GIVEN DATA:

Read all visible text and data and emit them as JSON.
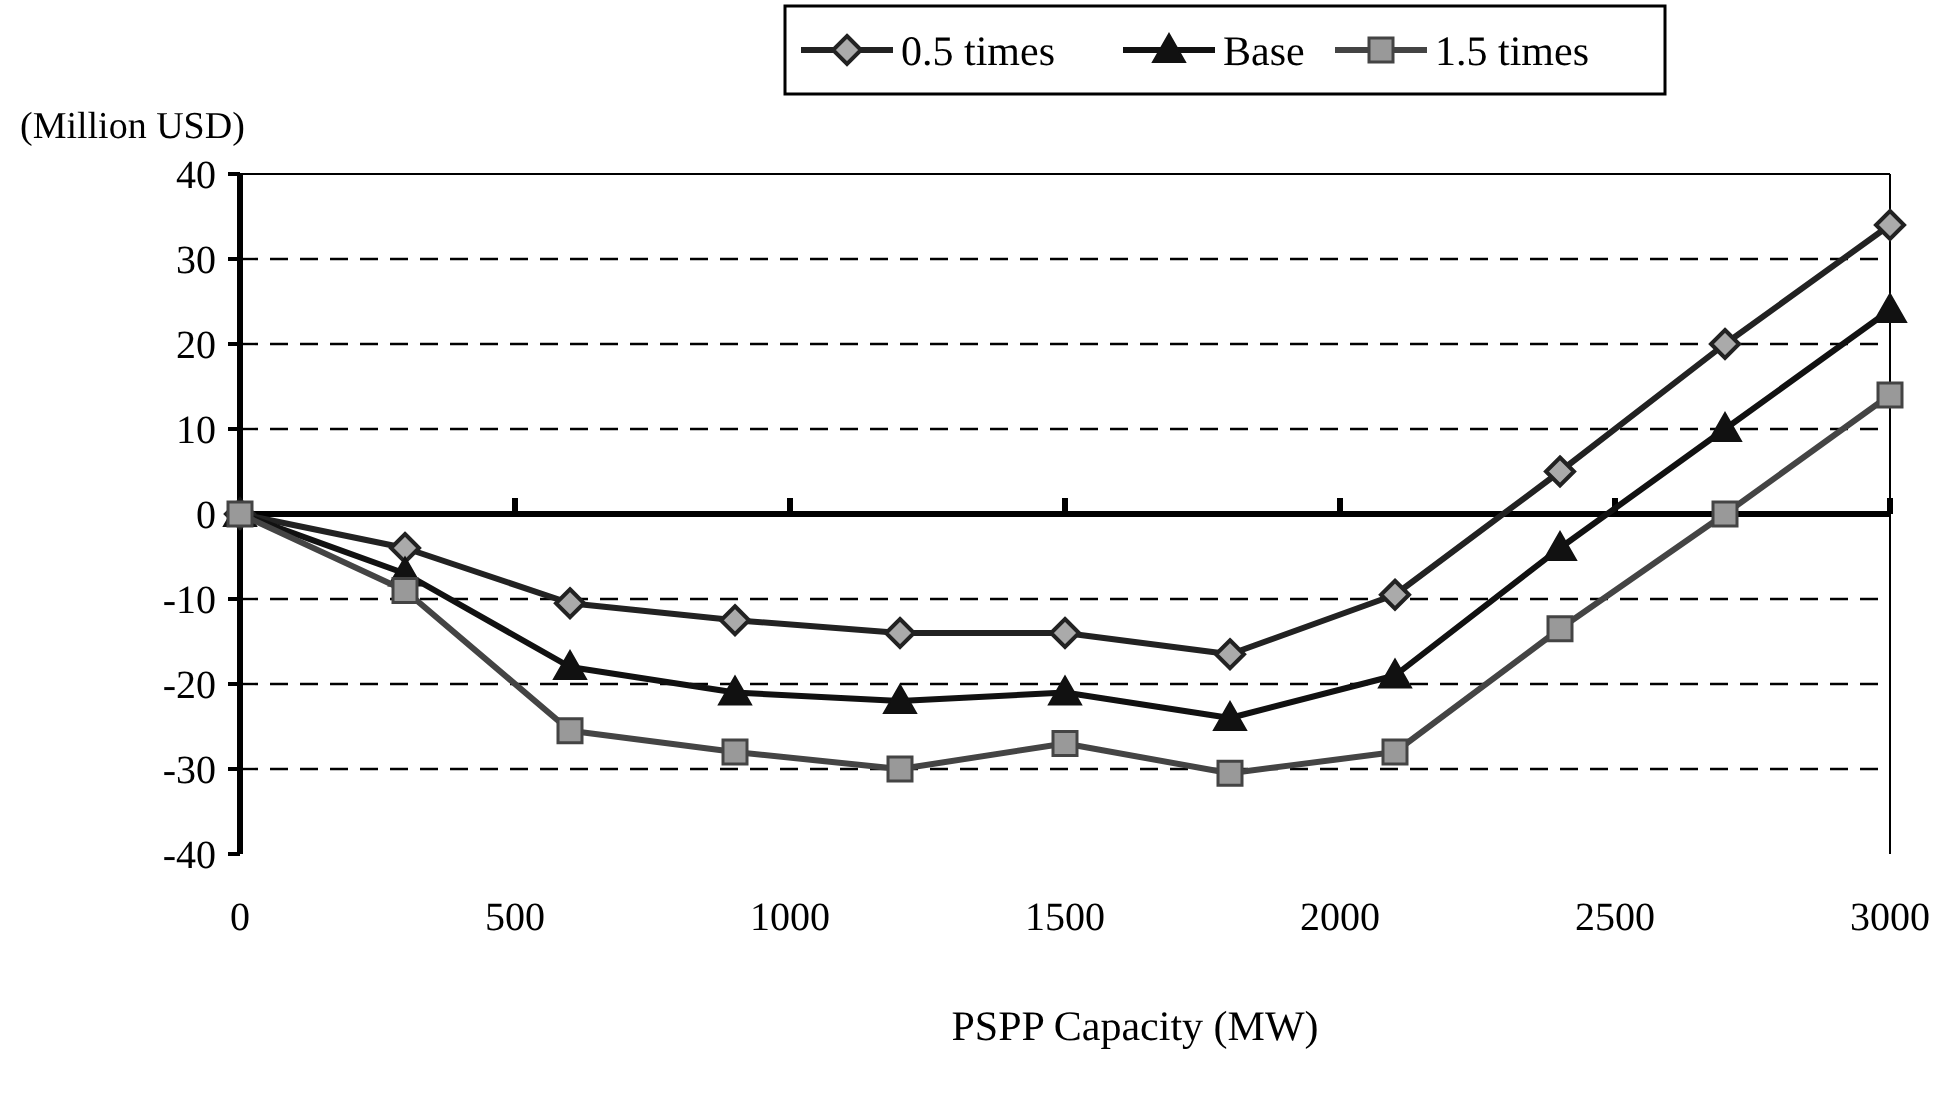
{
  "chart_data": {
    "type": "line",
    "ylabel": "(Million USD)",
    "xlabel": "PSPP Capacity (MW)",
    "x": [
      0,
      300,
      600,
      900,
      1200,
      1500,
      1800,
      2100,
      2400,
      2700,
      3000
    ],
    "series": [
      {
        "name": "0.5 times",
        "color": "#222222",
        "marker": "diamond",
        "values": [
          0,
          -4,
          -10.5,
          -12.5,
          -14,
          -14,
          -16.5,
          -9.5,
          5,
          20,
          34
        ]
      },
      {
        "name": "Base",
        "color": "#111111",
        "marker": "triangle",
        "values": [
          0,
          -7,
          -18,
          -21,
          -22,
          -21,
          -24,
          -19,
          -4,
          10,
          24
        ]
      },
      {
        "name": "1.5 times",
        "color": "#444444",
        "marker": "square",
        "values": [
          0,
          -9,
          -25.5,
          -28,
          -30,
          -27,
          -30.5,
          -28,
          -13.5,
          0,
          14
        ]
      }
    ],
    "xlim": [
      0,
      3000
    ],
    "xticks": [
      0,
      500,
      1000,
      1500,
      2000,
      2500,
      3000
    ],
    "ylim": [
      -40,
      40
    ],
    "yticks": [
      -40,
      -30,
      -20,
      -10,
      0,
      10,
      20,
      30,
      40
    ],
    "grid": "y",
    "legend": "top",
    "line_style": "solid"
  }
}
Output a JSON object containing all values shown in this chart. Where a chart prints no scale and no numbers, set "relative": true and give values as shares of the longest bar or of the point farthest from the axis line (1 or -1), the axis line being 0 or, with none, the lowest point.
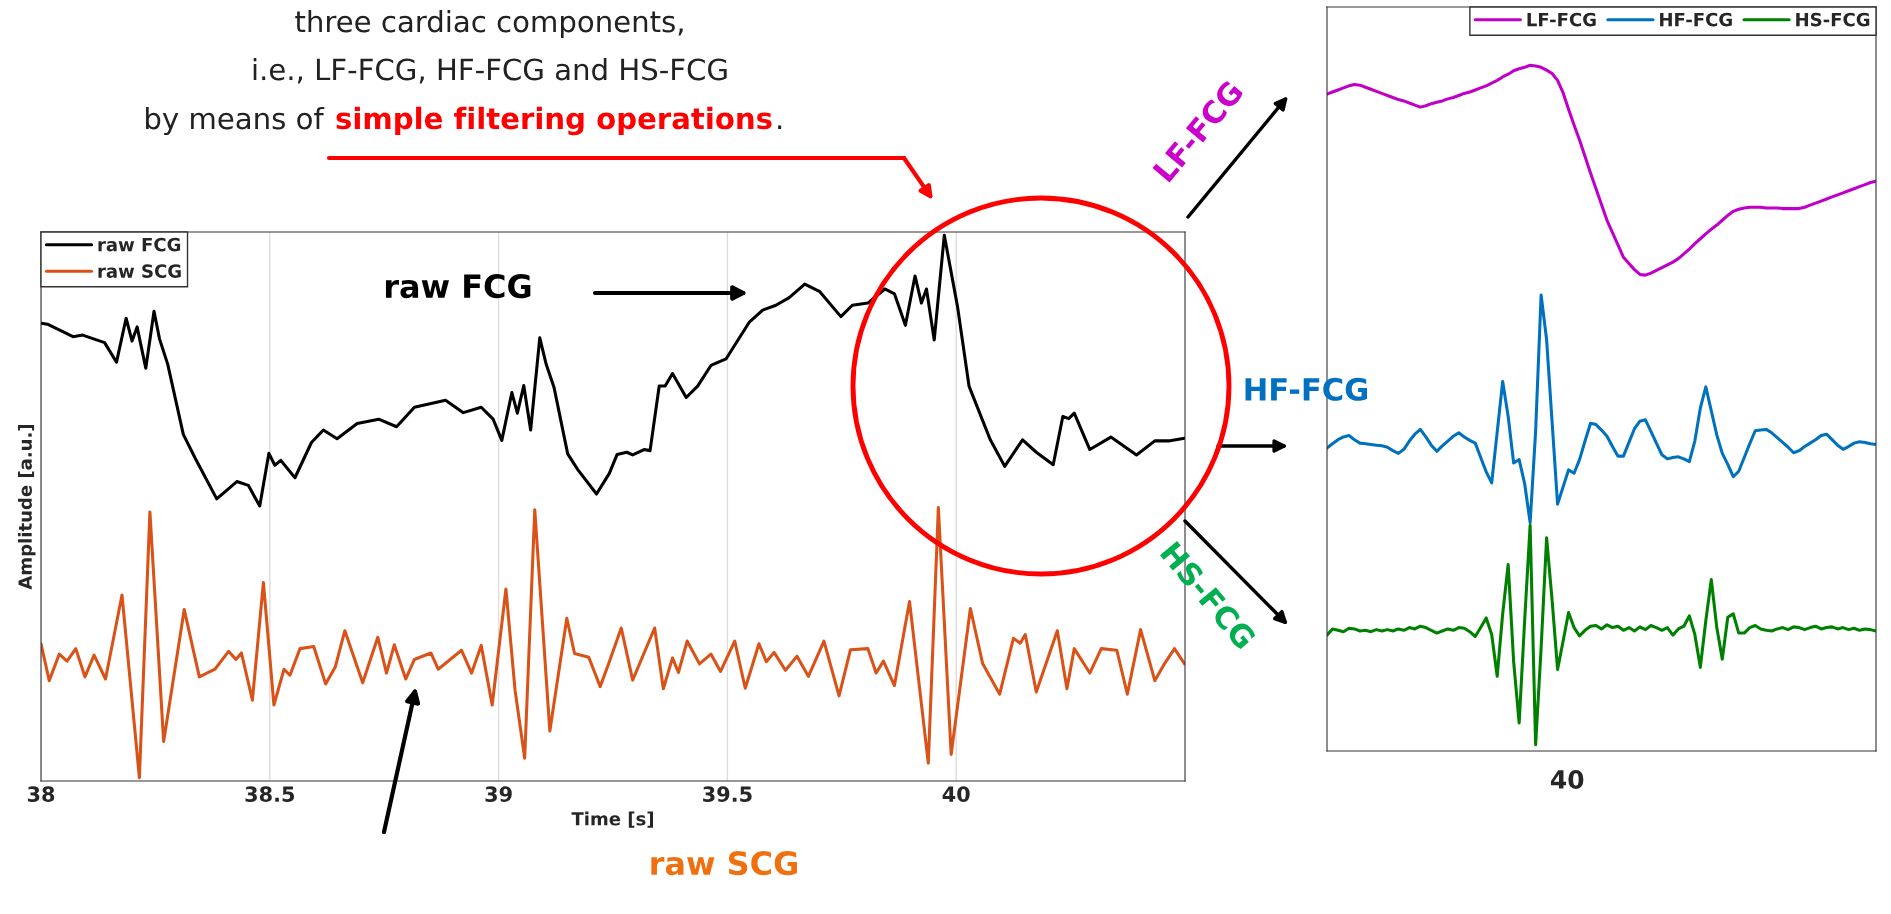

YOUR GOAL: Write out the listing above again, exactly, but with no pictures in the copy.

COMPLETED TASK:
Read all visible text and data and emit them as JSON.
{
  "chart_data": {
    "type": "line",
    "ylabel": "(Million USD)",
    "xlabel": "PSPP Capacity (MW)",
    "x": [
      0,
      300,
      600,
      900,
      1200,
      1500,
      1800,
      2100,
      2400,
      2700,
      3000
    ],
    "series": [
      {
        "name": "0.5 times",
        "color": "#222222",
        "marker": "diamond",
        "values": [
          0,
          -4,
          -10.5,
          -12.5,
          -14,
          -14,
          -16.5,
          -9.5,
          5,
          20,
          34
        ]
      },
      {
        "name": "Base",
        "color": "#111111",
        "marker": "triangle",
        "values": [
          0,
          -7,
          -18,
          -21,
          -22,
          -21,
          -24,
          -19,
          -4,
          10,
          24
        ]
      },
      {
        "name": "1.5 times",
        "color": "#444444",
        "marker": "square",
        "values": [
          0,
          -9,
          -25.5,
          -28,
          -30,
          -27,
          -30.5,
          -28,
          -13.5,
          0,
          14
        ]
      }
    ],
    "xlim": [
      0,
      3000
    ],
    "xticks": [
      0,
      500,
      1000,
      1500,
      2000,
      2500,
      3000
    ],
    "ylim": [
      -40,
      40
    ],
    "yticks": [
      -40,
      -30,
      -20,
      -10,
      0,
      10,
      20,
      30,
      40
    ],
    "grid": "y",
    "legend": "top",
    "line_style": "solid"
  }
}
Output a JSON object containing all values shown in this chart. Where a chart prints no scale and no numbers, set "relative": true and give values as shares of the longest bar or of the point farthest from the axis line (1 or -1), the axis line being 0 or, with none, the lowest point.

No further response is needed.